↓↓↓

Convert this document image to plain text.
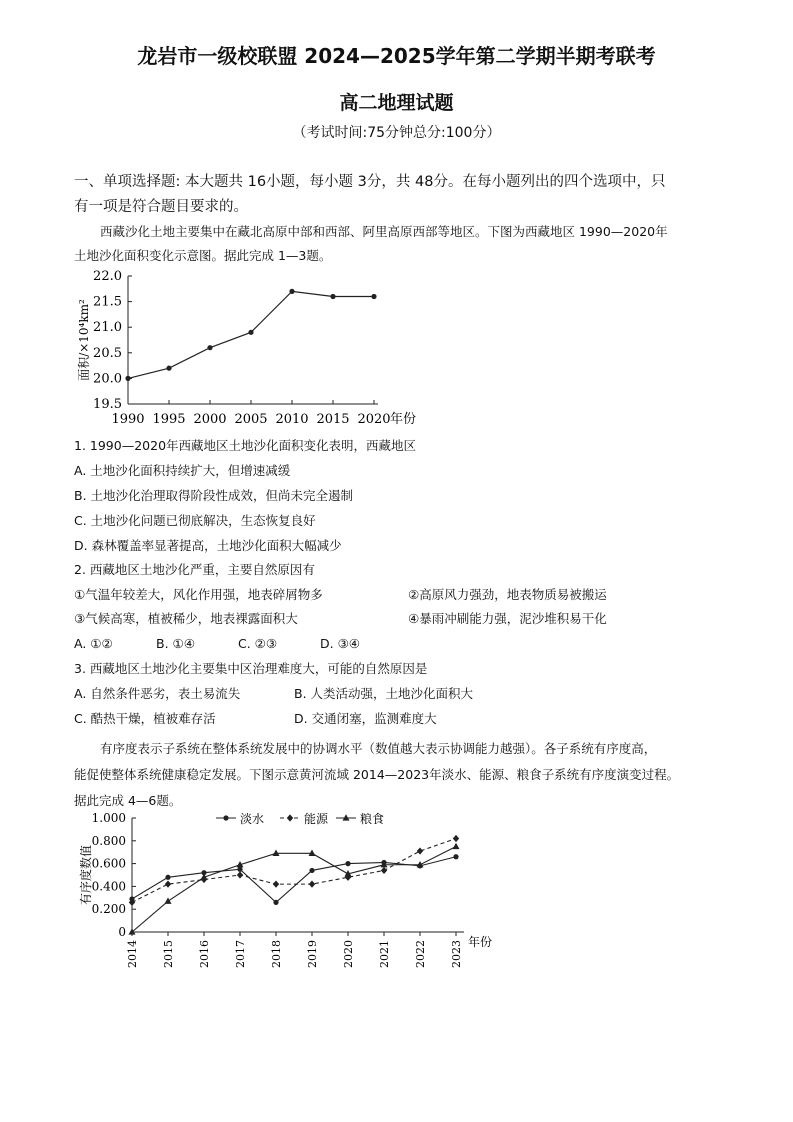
龙岩市一级校联盟 2024—2025学年第二学期半期考联考
高二地理试题
（考试时间:75分钟总分:100分）
一、单项选择题: 本大题共 16小题，每小题 3分，共 48分。在每小题列出的四个选项中，只
有一项是符合题目要求的。
西藏沙化土地主要集中在藏北高原中部和西部、阿里高原西部等地区。下图为西藏地区 1990—2020年
土地沙化面积变化示意图。据此完成 1—3题。
22.0
21.5
21.0
20.5
20.0
19.5
1990 1995 2000 2005 2010 2015 2020 年份
面积/×10⁴km²
1. 1990—2020年西藏地区土地沙化面积变化表明，西藏地区
A. 土地沙化面积持续扩大，但增速减缓
B. 土地沙化治理取得阶段性成效，但尚未完全遏制
C. 土地沙化问题已彻底解决，生态恢复良好
D. 森林覆盖率显著提高，土地沙化面积大幅减少
2. 西藏地区土地沙化严重，主要自然原因有
①气温年较差大，风化作用强，地表碎屑物多	②高原风力强劲，地表物质易被搬运
③气候高寒，植被稀少，地表裸露面积大	④暴雨冲刷能力强，泥沙堆积易干化
A. ①②	B. ①④	C. ②③	D. ③④
3. 西藏地区土地沙化主要集中区治理难度大，可能的自然原因是
A. 自然条件恶劣，表土易流失	B. 人类活动强，土地沙化面积大
C. 酷热干燥，植被难存活	D. 交通闭塞，监测难度大
有序度表示子系统在整体系统发展中的协调水平（数值越大表示协调能力越强）。各子系统有序度高，
能促使整体系统健康稳定发展。下图示意黄河流域 2014—2023年淡水、能源、粮食子系统有序度演变过程。
据此完成 4—6题。
1.000
0.800
0.600
0.400
0.200
0
2014 2015 2016 2017 2018 2019 2020 2021 2022 2023 年份
有序度数值
淡水	能源	粮食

↑↑↑

*Exercise directions*.
Reproduce all entries exactly. Pictures do not belong in the copy.

*Answer below*.
Convert this document image to plain text.
龙岩市一级校联盟 2024—2025学年第二学期半期考联考
高二地理试题
（考试时间:75分钟总分:100分）
一、单项选择题: 本大题共 16小题，每小题 3分，共 48分。在每小题列出的四个选项中，只
有一项是符合题目要求的。
西藏沙化土地主要集中在藏北高原中部和西部、阿里高原西部等地区。下图为西藏地区 1990—2020年
土地沙化面积变化示意图。据此完成 1—3题。
22.0
21.5
21.0
20.5
20.0
19.5
1990 1995 2000 2005 2010 2015 2020 年份
面积/×10⁴km²
1. 1990—2020年西藏地区土地沙化面积变化表明，西藏地区
A. 土地沙化面积持续扩大，但增速减缓
B. 土地沙化治理取得阶段性成效，但尚未完全遏制
C. 土地沙化问题已彻底解决，生态恢复良好
D. 森林覆盖率显著提高，土地沙化面积大幅减少
2. 西藏地区土地沙化严重，主要自然原因有
①气温年较差大，风化作用强，地表碎屑物多	②高原风力强劲，地表物质易被搬运
③气候高寒，植被稀少，地表裸露面积大	④暴雨冲刷能力强，泥沙堆积易干化
A. ①②	B. ①④	C. ②③	D. ③④
3. 西藏地区土地沙化主要集中区治理难度大，可能的自然原因是
A. 自然条件恶劣，表土易流失	B. 人类活动强，土地沙化面积大
C. 酷热干燥，植被难存活	D. 交通闭塞，监测难度大
有序度表示子系统在整体系统发展中的协调水平（数值越大表示协调能力越强）。各子系统有序度高，
能促使整体系统健康稳定发展。下图示意黄河流域 2014—2023年淡水、能源、粮食子系统有序度演变过程。
据此完成 4—6题。
1.000
0.800
0.600
0.400
0.200
0
2014 2015 2016 2017 2018 2019 2020 2021 2022 2023 年份
有序度数值
淡水	能源	粮食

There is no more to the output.